Records from a collection of figures:
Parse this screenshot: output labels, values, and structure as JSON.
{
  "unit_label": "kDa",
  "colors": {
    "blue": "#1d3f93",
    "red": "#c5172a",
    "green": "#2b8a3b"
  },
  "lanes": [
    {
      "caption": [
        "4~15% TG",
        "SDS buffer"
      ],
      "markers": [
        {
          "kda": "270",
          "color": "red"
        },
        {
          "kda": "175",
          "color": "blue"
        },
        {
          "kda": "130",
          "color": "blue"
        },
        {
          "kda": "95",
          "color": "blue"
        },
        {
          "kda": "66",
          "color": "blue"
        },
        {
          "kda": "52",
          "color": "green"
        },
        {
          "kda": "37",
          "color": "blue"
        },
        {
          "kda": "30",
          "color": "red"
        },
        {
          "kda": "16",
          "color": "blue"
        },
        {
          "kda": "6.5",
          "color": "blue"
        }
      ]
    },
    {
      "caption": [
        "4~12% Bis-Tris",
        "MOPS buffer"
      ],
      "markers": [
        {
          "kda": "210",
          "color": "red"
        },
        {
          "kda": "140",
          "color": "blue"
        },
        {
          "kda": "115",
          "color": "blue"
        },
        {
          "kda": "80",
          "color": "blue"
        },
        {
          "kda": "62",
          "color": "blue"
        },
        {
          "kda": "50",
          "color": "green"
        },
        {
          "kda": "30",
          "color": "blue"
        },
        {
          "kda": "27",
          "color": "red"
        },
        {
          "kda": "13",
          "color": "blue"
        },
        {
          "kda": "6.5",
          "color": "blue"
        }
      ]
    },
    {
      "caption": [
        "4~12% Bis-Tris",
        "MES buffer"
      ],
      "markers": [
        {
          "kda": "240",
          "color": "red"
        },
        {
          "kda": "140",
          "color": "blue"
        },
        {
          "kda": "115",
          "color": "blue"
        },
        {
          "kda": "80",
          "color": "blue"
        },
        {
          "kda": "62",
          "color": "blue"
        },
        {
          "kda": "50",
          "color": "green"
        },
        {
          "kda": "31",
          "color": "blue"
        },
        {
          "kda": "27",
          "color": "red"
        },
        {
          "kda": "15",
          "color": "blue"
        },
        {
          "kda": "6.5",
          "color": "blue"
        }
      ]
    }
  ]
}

#### [WHAT THE TASK REQUIRES]
Print every line of the records exactly. Omit nothing.

#### [WRITTEN ANSWER]
Parse this screenshot: output labels, values, and structure as JSON.
{
  "unit_label": "kDa",
  "colors": {
    "blue": "#1d3f93",
    "red": "#c5172a",
    "green": "#2b8a3b"
  },
  "lanes": [
    {
      "caption": [
        "4~15% TG",
        "SDS buffer"
      ],
      "markers": [
        {
          "kda": "270",
          "color": "red"
        },
        {
          "kda": "175",
          "color": "blue"
        },
        {
          "kda": "130",
          "color": "blue"
        },
        {
          "kda": "95",
          "color": "blue"
        },
        {
          "kda": "66",
          "color": "blue"
        },
        {
          "kda": "52",
          "color": "green"
        },
        {
          "kda": "37",
          "color": "blue"
        },
        {
          "kda": "30",
          "color": "red"
        },
        {
          "kda": "16",
          "color": "blue"
        },
        {
          "kda": "6.5",
          "color": "blue"
        }
      ]
    },
    {
      "caption": [
        "4~12% Bis-Tris",
        "MOPS buffer"
      ],
      "markers": [
        {
          "kda": "210",
          "color": "red"
        },
        {
          "kda": "140",
          "color": "blue"
        },
        {
          "kda": "115",
          "color": "blue"
        },
        {
          "kda": "80",
          "color": "blue"
        },
        {
          "kda": "62",
          "color": "blue"
        },
        {
          "kda": "50",
          "color": "green"
        },
        {
          "kda": "30",
          "color": "blue"
        },
        {
          "kda": "27",
          "color": "red"
        },
        {
          "kda": "13",
          "color": "blue"
        },
        {
          "kda": "6.5",
          "color": "blue"
        }
      ]
    },
    {
      "caption": [
        "4~12% Bis-Tris",
        "MES buffer"
      ],
      "markers": [
        {
          "kda": "240",
          "color": "red"
        },
        {
          "kda": "140",
          "color": "blue"
        },
        {
          "kda": "115",
          "color": "blue"
        },
        {
          "kda": "80",
          "color": "blue"
        },
        {
          "kda": "62",
          "color": "blue"
        },
        {
          "kda": "50",
          "color": "green"
        },
        {
          "kda": "31",
          "color": "blue"
        },
        {
          "kda": "27",
          "color": "red"
        },
        {
          "kda": "15",
          "color": "blue"
        },
        {
          "kda": "6.5",
          "color": "blue"
        }
      ]
    }
  ]
}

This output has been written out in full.